Written task. Copy out each line that includes the word "safetensors".

Dataset items.
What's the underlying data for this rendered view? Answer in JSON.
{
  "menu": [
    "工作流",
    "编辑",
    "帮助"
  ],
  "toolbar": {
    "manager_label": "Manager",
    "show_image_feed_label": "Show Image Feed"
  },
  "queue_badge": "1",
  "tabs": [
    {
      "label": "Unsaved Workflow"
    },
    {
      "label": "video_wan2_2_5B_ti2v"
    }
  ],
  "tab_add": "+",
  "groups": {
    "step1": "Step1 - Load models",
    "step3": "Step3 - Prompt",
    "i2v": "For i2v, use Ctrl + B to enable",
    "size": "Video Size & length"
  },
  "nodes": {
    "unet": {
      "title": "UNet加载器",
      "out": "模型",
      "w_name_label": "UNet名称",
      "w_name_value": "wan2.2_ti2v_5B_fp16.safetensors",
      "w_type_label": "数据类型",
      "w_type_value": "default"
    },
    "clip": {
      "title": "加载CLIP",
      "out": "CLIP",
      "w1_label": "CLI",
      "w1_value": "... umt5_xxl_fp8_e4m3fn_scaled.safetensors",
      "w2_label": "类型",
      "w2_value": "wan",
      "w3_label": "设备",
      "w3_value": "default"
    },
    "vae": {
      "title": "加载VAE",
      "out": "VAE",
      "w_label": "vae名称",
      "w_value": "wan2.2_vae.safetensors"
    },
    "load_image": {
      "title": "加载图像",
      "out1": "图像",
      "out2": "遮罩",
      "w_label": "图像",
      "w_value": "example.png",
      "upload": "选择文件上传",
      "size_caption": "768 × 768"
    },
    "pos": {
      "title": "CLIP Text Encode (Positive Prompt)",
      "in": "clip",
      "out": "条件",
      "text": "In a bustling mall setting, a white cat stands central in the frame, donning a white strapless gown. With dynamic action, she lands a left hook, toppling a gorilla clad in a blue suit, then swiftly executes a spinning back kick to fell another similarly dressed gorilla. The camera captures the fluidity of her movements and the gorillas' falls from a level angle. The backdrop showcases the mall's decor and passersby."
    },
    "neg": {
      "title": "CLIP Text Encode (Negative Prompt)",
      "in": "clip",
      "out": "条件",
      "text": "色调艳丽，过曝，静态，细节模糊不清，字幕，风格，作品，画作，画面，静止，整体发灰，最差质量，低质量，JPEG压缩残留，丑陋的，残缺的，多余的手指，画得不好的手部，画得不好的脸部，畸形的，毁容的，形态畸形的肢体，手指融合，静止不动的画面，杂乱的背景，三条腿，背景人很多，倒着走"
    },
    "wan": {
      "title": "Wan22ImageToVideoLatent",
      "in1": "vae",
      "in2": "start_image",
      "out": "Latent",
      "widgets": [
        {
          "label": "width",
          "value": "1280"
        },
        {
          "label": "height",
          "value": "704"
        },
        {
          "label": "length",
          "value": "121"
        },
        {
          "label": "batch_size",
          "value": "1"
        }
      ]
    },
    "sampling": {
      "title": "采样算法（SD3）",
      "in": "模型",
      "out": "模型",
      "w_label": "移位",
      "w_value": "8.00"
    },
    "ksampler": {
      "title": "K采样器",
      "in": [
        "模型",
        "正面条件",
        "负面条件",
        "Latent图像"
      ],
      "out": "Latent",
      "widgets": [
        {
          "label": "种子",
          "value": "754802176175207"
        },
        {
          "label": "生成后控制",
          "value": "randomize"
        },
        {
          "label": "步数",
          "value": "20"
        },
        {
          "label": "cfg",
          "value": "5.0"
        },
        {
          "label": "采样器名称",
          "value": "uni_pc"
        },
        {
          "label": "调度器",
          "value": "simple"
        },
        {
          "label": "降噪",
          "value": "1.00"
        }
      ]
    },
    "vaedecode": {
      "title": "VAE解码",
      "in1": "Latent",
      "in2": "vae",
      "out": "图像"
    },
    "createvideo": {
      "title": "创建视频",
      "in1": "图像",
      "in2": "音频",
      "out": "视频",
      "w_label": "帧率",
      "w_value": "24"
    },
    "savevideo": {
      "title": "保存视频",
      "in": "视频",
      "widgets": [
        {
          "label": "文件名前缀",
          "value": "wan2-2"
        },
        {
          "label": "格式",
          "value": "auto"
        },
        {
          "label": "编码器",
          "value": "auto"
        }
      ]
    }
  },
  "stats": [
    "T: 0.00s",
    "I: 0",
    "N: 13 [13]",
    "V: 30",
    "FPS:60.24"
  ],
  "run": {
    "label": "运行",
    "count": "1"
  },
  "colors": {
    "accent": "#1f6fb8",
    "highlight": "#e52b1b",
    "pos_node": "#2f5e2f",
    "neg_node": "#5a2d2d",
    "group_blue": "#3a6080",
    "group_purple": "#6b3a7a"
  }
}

Reply to the exercise.
      "w_name_value": "wan2.2_ti2v_5B_fp16.safetensors",
      "w1_value": "... umt5_xxl_fp8_e4m3fn_scaled.safetensors",
      "w_value": "wan2.2_vae.safetensors"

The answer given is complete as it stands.